■ **Exercise instructions**: Only the pictures are left out: repeat the rest of the entries exactly.

■ **Data to use**:

⟨

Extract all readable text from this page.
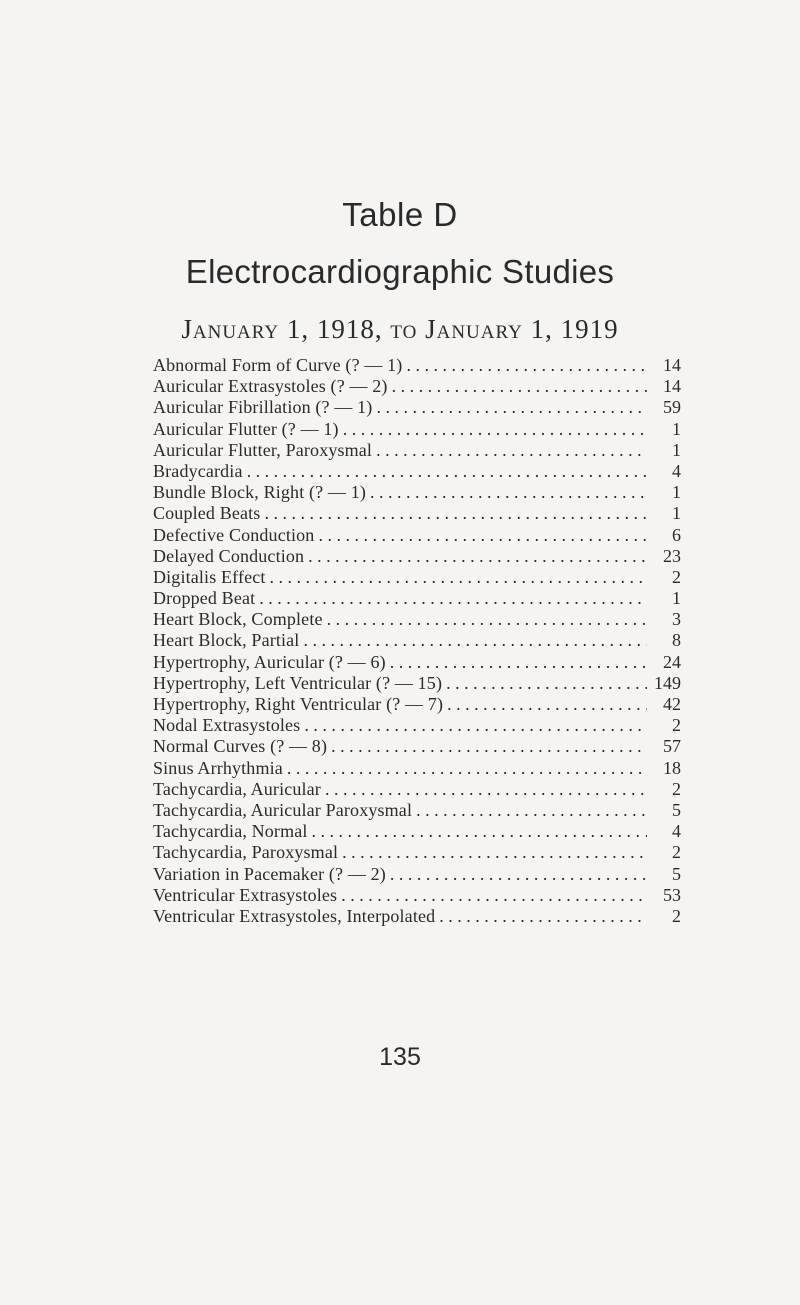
Table D
Electrocardiographic Studies

January 1, 1918, to January 1, 1919

Abnormal Form of Curve (? — 1) . . .	14
Auricular Extrasystoles (? — 2) . . .	14
Auricular Fibrillation (? — 1) . . .	59
Auricular Flutter (? — 1) . . .	1
Auricular Flutter, Paroxysmal . . .	1
Bradycardia . . .	4
Bundle Block, Right (? — 1) . . .	1
Coupled Beats . . .	1
Defective Conduction . . .	6
Delayed Conduction . . .	23
Digitalis Effect . . .	2
Dropped Beat . . .	1
Heart Block, Complete . . .	3
Heart Block, Partial . . .	8
Hypertrophy, Auricular (? — 6) . . .	24
Hypertrophy, Left Ventricular (? — 15) . . .	149
Hypertrophy, Right Ventricular (? — 7) . . .	42
Nodal Extrasystoles . . .	2
Normal Curves (? — 8) . . .	57
Sinus Arrhythmia . . .	18
Tachycardia, Auricular . . .	2
Tachycardia, Auricular Paroxysmal . . .	5
Tachycardia, Normal . . .	4
Tachycardia, Paroxysmal . . .	2
Variation in Pacemaker (? — 2) . . .	5
Ventricular Extrasystoles . . .	53
Ventricular Extrasystoles, Interpolated . . .	2

135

⟩

■ **Answer to the problem**:
Extract all readable text from this page.
Table D
Electrocardiographic Studies

January 1, 1918, to January 1, 1919

Abnormal Form of Curve (? — 1) . . .	14
Auricular Extrasystoles (? — 2) . . .	14
Auricular Fibrillation (? — 1) . . .	59
Auricular Flutter (? — 1) . . .	1
Auricular Flutter, Paroxysmal . . .	1
Bradycardia . . .	4
Bundle Block, Right (? — 1) . . .	1
Coupled Beats . . .	1
Defective Conduction . . .	6
Delayed Conduction . . .	23
Digitalis Effect . . .	2
Dropped Beat . . .	1
Heart Block, Complete . . .	3
Heart Block, Partial . . .	8
Hypertrophy, Auricular (? — 6) . . .	24
Hypertrophy, Left Ventricular (? — 15) . . .	149
Hypertrophy, Right Ventricular (? — 7) . . .	42
Nodal Extrasystoles . . .	2
Normal Curves (? — 8) . . .	57
Sinus Arrhythmia . . .	18
Tachycardia, Auricular . . .	2
Tachycardia, Auricular Paroxysmal . . .	5
Tachycardia, Normal . . .	4
Tachycardia, Paroxysmal . . .	2
Variation in Pacemaker (? — 2) . . .	5
Ventricular Extrasystoles . . .	53
Ventricular Extrasystoles, Interpolated . . .	2

135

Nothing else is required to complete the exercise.